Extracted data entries
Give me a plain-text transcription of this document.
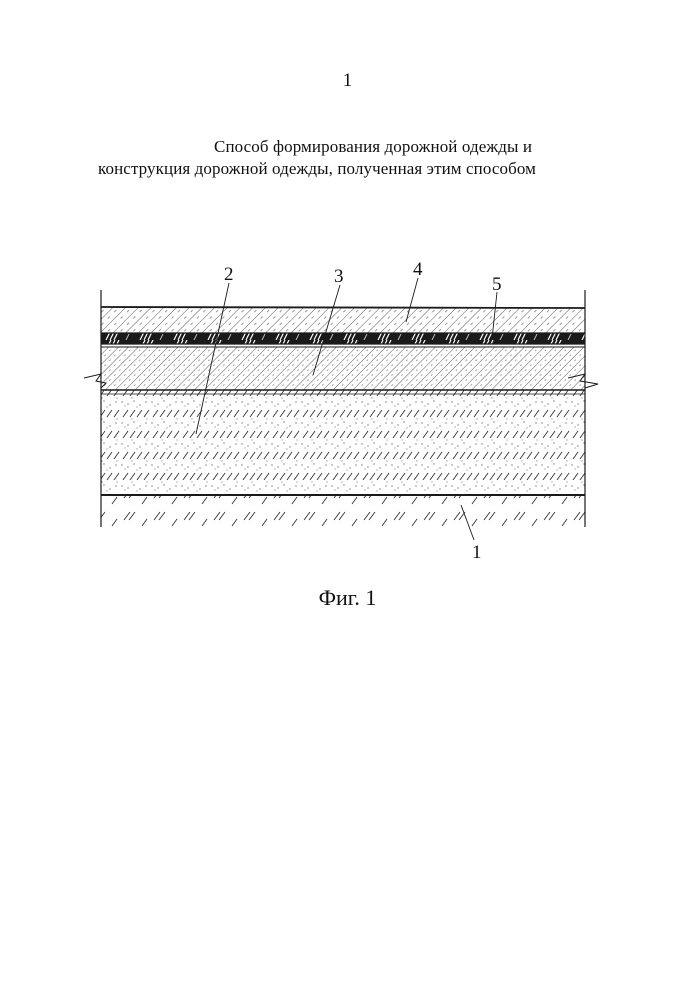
1
Способ формирования дорожной одежды и
конструкция дорожной одежды, полученная этим способом
2	3	4
5
1
Фиг. 1
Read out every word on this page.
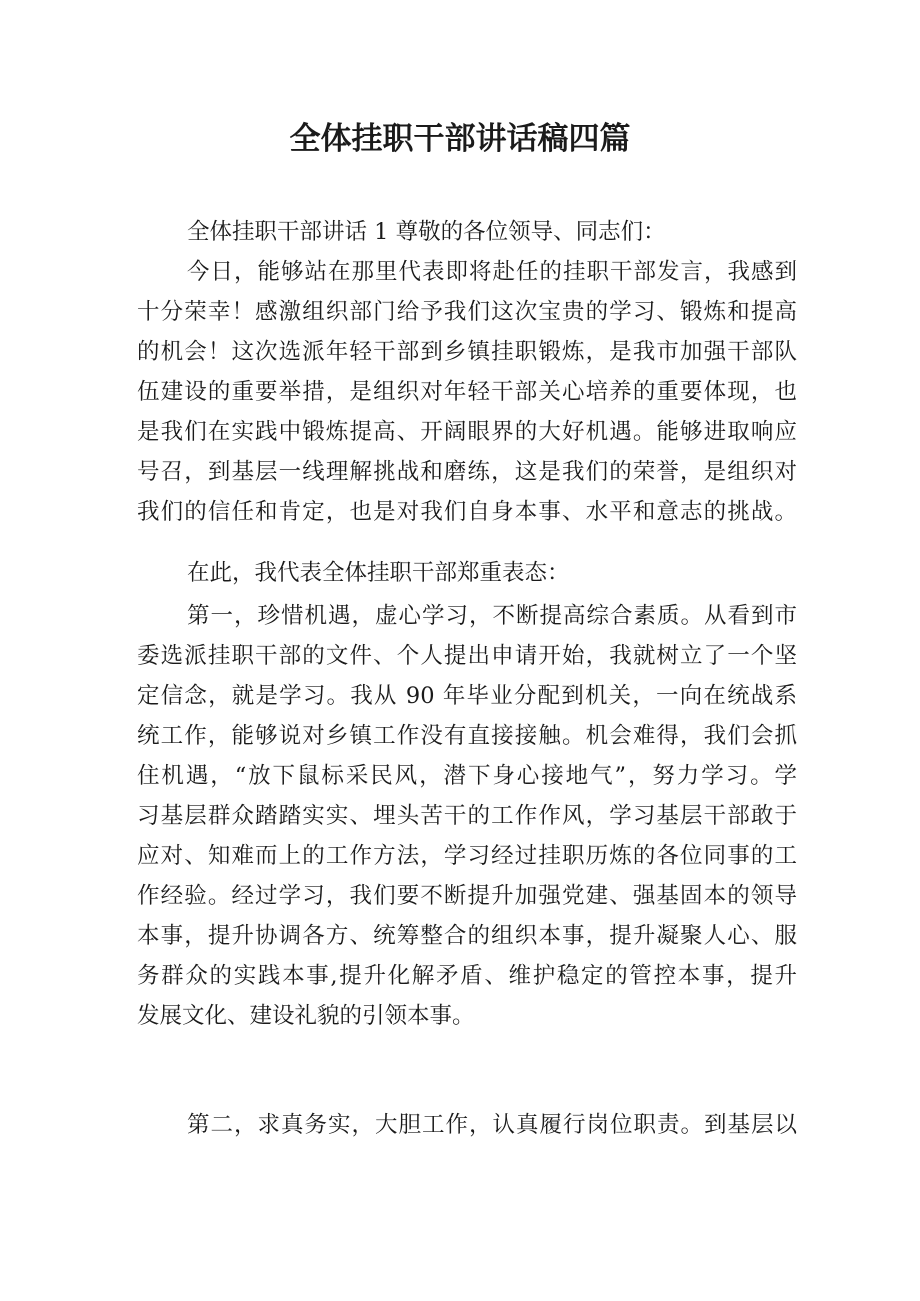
全体挂职干部讲话稿四篇
全体挂职干部讲话 1 尊敬的各位领导、同志们：
今日，能够站在那里代表即将赴任的挂职干部发言，我感到
十分荣幸！感激组织部门给予我们这次宝贵的学习、锻炼和提高
的机会！这次选派年轻干部到乡镇挂职锻炼，是我市加强干部队
伍建设的重要举措，是组织对年轻干部关心培养的重要体现，也
是我们在实践中锻炼提高、开阔眼界的大好机遇。能够进取响应
号召，到基层一线理解挑战和磨练，这是我们的荣誉，是组织对
我们的信任和肯定，也是对我们自身本事、水平和意志的挑战。
在此，我代表全体挂职干部郑重表态：
第一，珍惜机遇，虚心学习，不断提高综合素质。从看到市
委选派挂职干部的文件、个人提出申请开始，我就树立了一个坚
定信念，就是学习。我从 90 年毕业分配到机关，一向在统战系
统工作，能够说对乡镇工作没有直接接触。机会难得，我们会抓
住机遇，“放下鼠标采民风，潜下身心接地气”，努力学习。学
习基层群众踏踏实实、埋头苦干的工作作风，学习基层干部敢于
应对、知难而上的工作方法，学习经过挂职历炼的各位同事的工
作经验。经过学习，我们要不断提升加强党建、强基固本的领导
本事，提升协调各方、统筹整合的组织本事，提升凝聚人心、服
务群众的实践本事,提升化解矛盾、维护稳定的管控本事，提升
发展文化、建设礼貌的引领本事。
第二，求真务实，大胆工作，认真履行岗位职责。到基层以
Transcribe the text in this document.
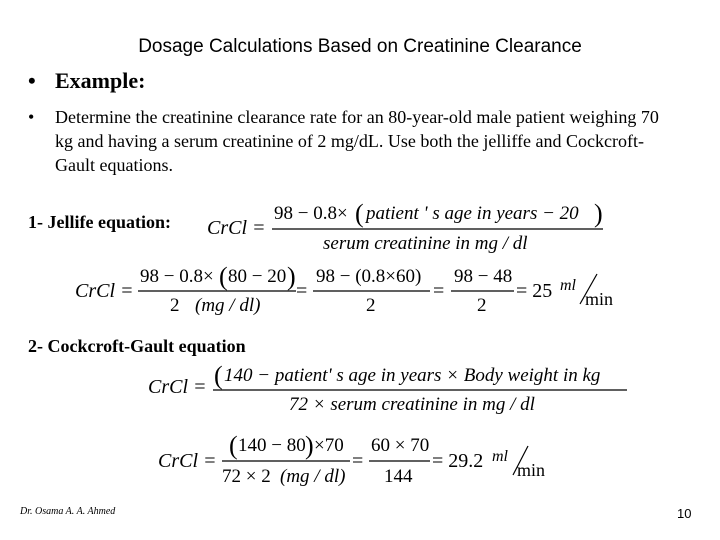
Dosage Calculations Based on Creatinine Clearance
• Example:
• Determine the creatinine clearance rate for an 80-year-old male patient weighing 70 kg and having a serum creatinine of 2 mg/dL. Use both the jelliffe and Cockcroft-Gault equations.
1- Jellife equation: CrCl =
98 − 0.8× ( patient ' s age in years − 20 )
serum creatinine in mg / dl
CrCl =
98 − 0.8× ( 80 − 20 )
2 (mg / dl)
=
98 − (0.8×60)
2
=
98 − 48
2
= 25 ml
min
2- Cockcroft-Gault equation
CrCl = ( 140 − patient' s age in years × Body weight in kg
72 × serum creatinine in mg / dl
CrCl =
( 140 − 80 ) ×70
72 × 2 (mg / dl)
=
60 × 70
144
= 29.2 ml
min
Dr. Osama A. A. Ahmed	10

* _Written exercise_
Without including any picture, repeat the data exactly.

* _Expected answer_
Give me a plain-text transcription of this document.
1
Способ формирования дорожной одежды и
конструкция дорожной одежды, полученная этим способом
2	3	4
5
1
Фиг. 1
Read out every word on this page.
全体挂职干部讲话稿四篇
全体挂职干部讲话 1 尊敬的各位领导、同志们：
今日，能够站在那里代表即将赴任的挂职干部发言，我感到
十分荣幸！感激组织部门给予我们这次宝贵的学习、锻炼和提高
的机会！这次选派年轻干部到乡镇挂职锻炼，是我市加强干部队
伍建设的重要举措，是组织对年轻干部关心培养的重要体现，也
是我们在实践中锻炼提高、开阔眼界的大好机遇。能够进取响应
号召，到基层一线理解挑战和磨练，这是我们的荣誉，是组织对
我们的信任和肯定，也是对我们自身本事、水平和意志的挑战。
在此，我代表全体挂职干部郑重表态：
第一，珍惜机遇，虚心学习，不断提高综合素质。从看到市
委选派挂职干部的文件、个人提出申请开始，我就树立了一个坚
定信念，就是学习。我从 90 年毕业分配到机关，一向在统战系
统工作，能够说对乡镇工作没有直接接触。机会难得，我们会抓
住机遇，“放下鼠标采民风，潜下身心接地气”，努力学习。学
习基层群众踏踏实实、埋头苦干的工作作风，学习基层干部敢于
应对、知难而上的工作方法，学习经过挂职历炼的各位同事的工
作经验。经过学习，我们要不断提升加强党建、强基固本的领导
本事，提升协调各方、统筹整合的组织本事，提升凝聚人心、服
务群众的实践本事,提升化解矛盾、维护稳定的管控本事，提升
发展文化、建设礼貌的引领本事。
第二，求真务实，大胆工作，认真履行岗位职责。到基层以
Transcribe the text in this document.
Dosage Calculations Based on Creatinine Clearance
• Example:
• Determine the creatinine clearance rate for an 80-year-old male patient weighing 70 kg and having a serum creatinine of 2 mg/dL. Use both the jelliffe and Cockcroft-Gault equations.
1- Jellife equation: CrCl =
98 − 0.8× ( patient ' s age in years − 20 )
serum creatinine in mg / dl
CrCl =
98 − 0.8× ( 80 − 20 )
2 (mg / dl)
=
98 − (0.8×60)
2
=
98 − 48
2
= 25 ml
min
2- Cockcroft-Gault equation
CrCl = ( 140 − patient' s age in years × Body weight in kg
72 × serum creatinine in mg / dl
CrCl =
( 140 − 80 ) ×70
72 × 2 (mg / dl)
=
60 × 70
144
= 29.2 ml
min
Dr. Osama A. A. Ahmed	10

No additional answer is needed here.